# Data supplied:

====================

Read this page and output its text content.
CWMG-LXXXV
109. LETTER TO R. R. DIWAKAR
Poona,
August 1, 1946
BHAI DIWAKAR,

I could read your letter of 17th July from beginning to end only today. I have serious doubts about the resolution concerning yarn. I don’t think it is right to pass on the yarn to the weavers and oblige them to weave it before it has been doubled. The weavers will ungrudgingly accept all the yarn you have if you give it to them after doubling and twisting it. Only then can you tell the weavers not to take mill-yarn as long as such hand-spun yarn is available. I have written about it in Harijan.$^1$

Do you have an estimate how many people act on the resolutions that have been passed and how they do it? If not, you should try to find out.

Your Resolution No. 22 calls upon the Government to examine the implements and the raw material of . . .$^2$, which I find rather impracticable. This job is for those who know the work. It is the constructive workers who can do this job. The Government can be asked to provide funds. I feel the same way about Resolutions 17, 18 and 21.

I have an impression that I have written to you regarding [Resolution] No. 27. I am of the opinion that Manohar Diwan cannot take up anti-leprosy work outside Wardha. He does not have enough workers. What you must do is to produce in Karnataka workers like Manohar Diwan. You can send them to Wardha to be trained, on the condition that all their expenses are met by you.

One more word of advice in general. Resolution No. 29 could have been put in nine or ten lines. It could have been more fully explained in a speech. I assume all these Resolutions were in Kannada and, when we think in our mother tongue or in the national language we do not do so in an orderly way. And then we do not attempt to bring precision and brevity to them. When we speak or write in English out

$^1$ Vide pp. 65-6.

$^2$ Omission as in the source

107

====================

# The exercise:
Print every record exactly as it was given.

# Answer to this problem:
Read this page and output its text content.
CWMG-LXXXV
109. LETTER TO R. R. DIWAKAR
Poona,
August 1, 1946
BHAI DIWAKAR,

I could read your letter of 17th July from beginning to end only today. I have serious doubts about the resolution concerning yarn. I don’t think it is right to pass on the yarn to the weavers and oblige them to weave it before it has been doubled. The weavers will ungrudgingly accept all the yarn you have if you give it to them after doubling and twisting it. Only then can you tell the weavers not to take mill-yarn as long as such hand-spun yarn is available. I have written about it in Harijan.$^1$

Do you have an estimate how many people act on the resolutions that have been passed and how they do it? If not, you should try to find out.

Your Resolution No. 22 calls upon the Government to examine the implements and the raw material of . . .$^2$, which I find rather impracticable. This job is for those who know the work. It is the constructive workers who can do this job. The Government can be asked to provide funds. I feel the same way about Resolutions 17, 18 and 21.

I have an impression that I have written to you regarding [Resolution] No. 27. I am of the opinion that Manohar Diwan cannot take up anti-leprosy work outside Wardha. He does not have enough workers. What you must do is to produce in Karnataka workers like Manohar Diwan. You can send them to Wardha to be trained, on the condition that all their expenses are met by you.

One more word of advice in general. Resolution No. 29 could have been put in nine or ten lines. It could have been more fully explained in a speech. I assume all these Resolutions were in Kannada and, when we think in our mother tongue or in the national language we do not do so in an orderly way. And then we do not attempt to bring precision and brevity to them. When we speak or write in English out

$^1$ Vide pp. 65-6.

$^2$ Omission as in the source

107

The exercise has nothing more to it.